** begin Record list **
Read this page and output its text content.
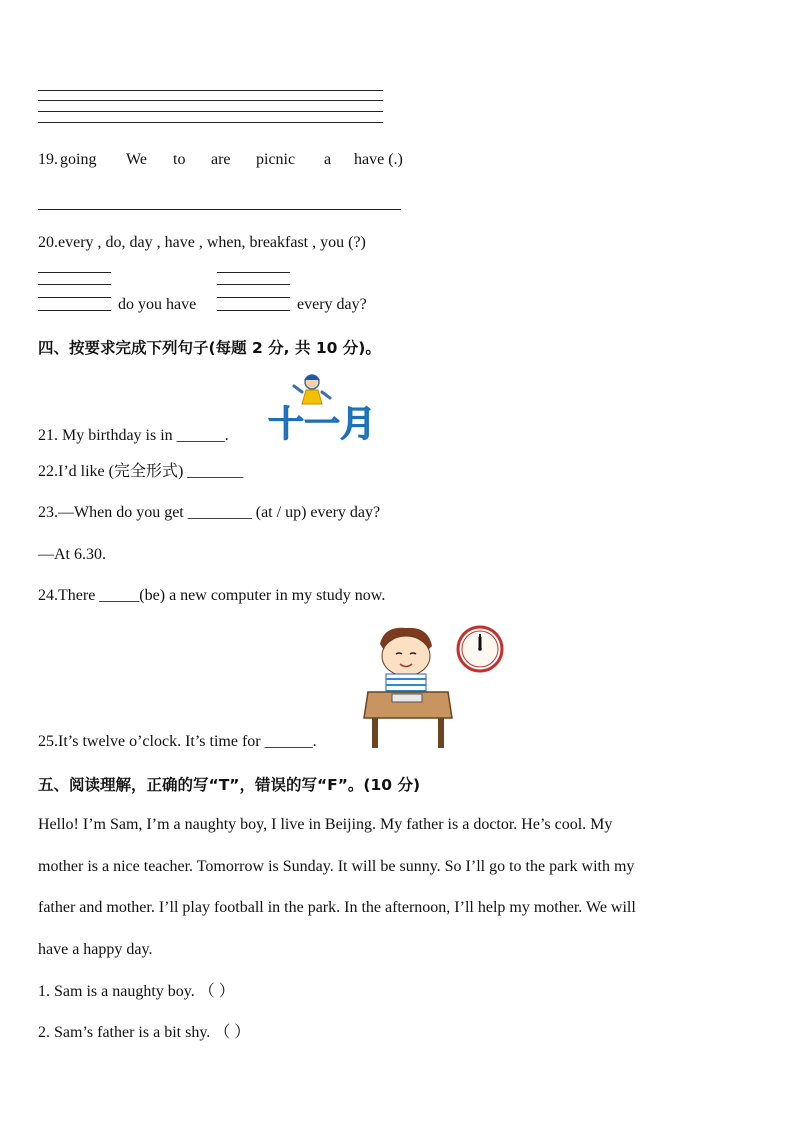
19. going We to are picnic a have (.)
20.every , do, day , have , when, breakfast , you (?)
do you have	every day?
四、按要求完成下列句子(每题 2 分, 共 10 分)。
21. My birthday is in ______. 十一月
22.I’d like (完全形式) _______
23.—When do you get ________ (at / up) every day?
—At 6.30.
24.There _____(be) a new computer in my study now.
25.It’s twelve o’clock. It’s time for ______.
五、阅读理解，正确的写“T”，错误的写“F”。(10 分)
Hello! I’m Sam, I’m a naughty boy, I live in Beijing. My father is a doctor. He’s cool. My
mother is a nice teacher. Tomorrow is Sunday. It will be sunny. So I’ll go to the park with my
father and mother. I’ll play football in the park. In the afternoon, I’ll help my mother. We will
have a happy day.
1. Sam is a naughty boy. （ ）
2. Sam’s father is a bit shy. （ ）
** end Record list **
▸ Stated task
Pick each line holding the word "naughty" out of the data and copy it.

▸ Exercise result
Hello! I’m Sam, I’m a naughty boy, I live in Beijing. My father is a doctor. He’s cool. My
1. Sam is a naughty boy. （ ）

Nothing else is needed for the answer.